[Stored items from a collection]
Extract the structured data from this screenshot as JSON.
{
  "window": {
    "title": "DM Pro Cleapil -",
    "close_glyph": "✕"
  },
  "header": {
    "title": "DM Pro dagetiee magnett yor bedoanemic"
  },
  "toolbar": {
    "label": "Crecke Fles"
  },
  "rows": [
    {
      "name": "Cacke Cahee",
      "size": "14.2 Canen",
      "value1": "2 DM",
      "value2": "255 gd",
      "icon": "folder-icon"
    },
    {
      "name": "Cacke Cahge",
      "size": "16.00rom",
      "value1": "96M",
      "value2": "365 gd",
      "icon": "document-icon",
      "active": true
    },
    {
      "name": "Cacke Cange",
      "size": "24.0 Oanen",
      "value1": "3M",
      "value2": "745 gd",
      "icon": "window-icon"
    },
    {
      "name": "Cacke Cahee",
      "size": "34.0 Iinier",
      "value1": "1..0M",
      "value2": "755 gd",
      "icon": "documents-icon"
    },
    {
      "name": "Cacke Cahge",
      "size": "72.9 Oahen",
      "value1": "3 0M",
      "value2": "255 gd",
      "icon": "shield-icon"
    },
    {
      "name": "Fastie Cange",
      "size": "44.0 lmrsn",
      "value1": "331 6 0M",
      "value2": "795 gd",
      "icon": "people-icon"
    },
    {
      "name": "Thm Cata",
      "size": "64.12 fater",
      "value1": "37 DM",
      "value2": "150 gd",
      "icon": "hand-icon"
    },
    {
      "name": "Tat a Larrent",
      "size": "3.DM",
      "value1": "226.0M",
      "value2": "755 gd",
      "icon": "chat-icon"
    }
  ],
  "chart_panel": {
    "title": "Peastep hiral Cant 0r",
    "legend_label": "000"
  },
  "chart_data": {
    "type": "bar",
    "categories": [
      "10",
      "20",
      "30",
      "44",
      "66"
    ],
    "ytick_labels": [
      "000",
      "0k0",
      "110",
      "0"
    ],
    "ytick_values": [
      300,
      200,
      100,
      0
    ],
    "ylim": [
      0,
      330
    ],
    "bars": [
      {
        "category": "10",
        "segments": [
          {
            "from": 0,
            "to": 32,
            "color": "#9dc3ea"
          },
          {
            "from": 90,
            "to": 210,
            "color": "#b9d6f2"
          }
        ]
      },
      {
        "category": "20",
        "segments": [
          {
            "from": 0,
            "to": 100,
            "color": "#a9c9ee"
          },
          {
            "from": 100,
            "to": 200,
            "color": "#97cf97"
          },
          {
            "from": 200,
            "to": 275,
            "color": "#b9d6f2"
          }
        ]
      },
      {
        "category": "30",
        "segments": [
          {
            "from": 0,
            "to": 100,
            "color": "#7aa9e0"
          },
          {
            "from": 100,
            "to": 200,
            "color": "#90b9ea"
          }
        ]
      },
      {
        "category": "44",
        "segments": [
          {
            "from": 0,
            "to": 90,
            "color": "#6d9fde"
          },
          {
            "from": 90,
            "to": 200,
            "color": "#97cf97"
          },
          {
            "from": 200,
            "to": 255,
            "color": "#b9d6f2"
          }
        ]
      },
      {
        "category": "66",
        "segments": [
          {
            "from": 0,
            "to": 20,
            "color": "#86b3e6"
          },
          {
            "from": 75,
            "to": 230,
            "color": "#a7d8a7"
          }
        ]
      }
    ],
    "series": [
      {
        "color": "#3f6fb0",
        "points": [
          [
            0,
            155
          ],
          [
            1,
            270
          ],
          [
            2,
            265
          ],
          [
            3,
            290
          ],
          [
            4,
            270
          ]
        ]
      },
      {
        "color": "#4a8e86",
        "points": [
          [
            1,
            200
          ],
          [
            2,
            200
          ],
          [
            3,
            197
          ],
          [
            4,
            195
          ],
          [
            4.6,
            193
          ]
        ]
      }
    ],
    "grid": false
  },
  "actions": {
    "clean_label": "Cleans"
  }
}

#### [Given problem]
Transcribe every line of the data, exactly as it stands.

#### [Full solution]
Extract the structured data from this screenshot as JSON.
{
  "window": {
    "title": "DM Pro Cleapil -",
    "close_glyph": "✕"
  },
  "header": {
    "title": "DM Pro dagetiee magnett yor bedoanemic"
  },
  "toolbar": {
    "label": "Crecke Fles"
  },
  "rows": [
    {
      "name": "Cacke Cahee",
      "size": "14.2 Canen",
      "value1": "2 DM",
      "value2": "255 gd",
      "icon": "folder-icon"
    },
    {
      "name": "Cacke Cahge",
      "size": "16.00rom",
      "value1": "96M",
      "value2": "365 gd",
      "icon": "document-icon",
      "active": true
    },
    {
      "name": "Cacke Cange",
      "size": "24.0 Oanen",
      "value1": "3M",
      "value2": "745 gd",
      "icon": "window-icon"
    },
    {
      "name": "Cacke Cahee",
      "size": "34.0 Iinier",
      "value1": "1..0M",
      "value2": "755 gd",
      "icon": "documents-icon"
    },
    {
      "name": "Cacke Cahge",
      "size": "72.9 Oahen",
      "value1": "3 0M",
      "value2": "255 gd",
      "icon": "shield-icon"
    },
    {
      "name": "Fastie Cange",
      "size": "44.0 lmrsn",
      "value1": "331 6 0M",
      "value2": "795 gd",
      "icon": "people-icon"
    },
    {
      "name": "Thm Cata",
      "size": "64.12 fater",
      "value1": "37 DM",
      "value2": "150 gd",
      "icon": "hand-icon"
    },
    {
      "name": "Tat a Larrent",
      "size": "3.DM",
      "value1": "226.0M",
      "value2": "755 gd",
      "icon": "chat-icon"
    }
  ],
  "chart_panel": {
    "title": "Peastep hiral Cant 0r",
    "legend_label": "000"
  },
  "chart_data": {
    "type": "bar",
    "categories": [
      "10",
      "20",
      "30",
      "44",
      "66"
    ],
    "ytick_labels": [
      "000",
      "0k0",
      "110",
      "0"
    ],
    "ytick_values": [
      300,
      200,
      100,
      0
    ],
    "ylim": [
      0,
      330
    ],
    "bars": [
      {
        "category": "10",
        "segments": [
          {
            "from": 0,
            "to": 32,
            "color": "#9dc3ea"
          },
          {
            "from": 90,
            "to": 210,
            "color": "#b9d6f2"
          }
        ]
      },
      {
        "category": "20",
        "segments": [
          {
            "from": 0,
            "to": 100,
            "color": "#a9c9ee"
          },
          {
            "from": 100,
            "to": 200,
            "color": "#97cf97"
          },
          {
            "from": 200,
            "to": 275,
            "color": "#b9d6f2"
          }
        ]
      },
      {
        "category": "30",
        "segments": [
          {
            "from": 0,
            "to": 100,
            "color": "#7aa9e0"
          },
          {
            "from": 100,
            "to": 200,
            "color": "#90b9ea"
          }
        ]
      },
      {
        "category": "44",
        "segments": [
          {
            "from": 0,
            "to": 90,
            "color": "#6d9fde"
          },
          {
            "from": 90,
            "to": 200,
            "color": "#97cf97"
          },
          {
            "from": 200,
            "to": 255,
            "color": "#b9d6f2"
          }
        ]
      },
      {
        "category": "66",
        "segments": [
          {
            "from": 0,
            "to": 20,
            "color": "#86b3e6"
          },
          {
            "from": 75,
            "to": 230,
            "color": "#a7d8a7"
          }
        ]
      }
    ],
    "series": [
      {
        "color": "#3f6fb0",
        "points": [
          [
            0,
            155
          ],
          [
            1,
            270
          ],
          [
            2,
            265
          ],
          [
            3,
            290
          ],
          [
            4,
            270
          ]
        ]
      },
      {
        "color": "#4a8e86",
        "points": [
          [
            1,
            200
          ],
          [
            2,
            200
          ],
          [
            3,
            197
          ],
          [
            4,
            195
          ],
          [
            4.6,
            193
          ]
        ]
      }
    ],
    "grid": false
  },
  "actions": {
    "clean_label": "Cleans"
  }
}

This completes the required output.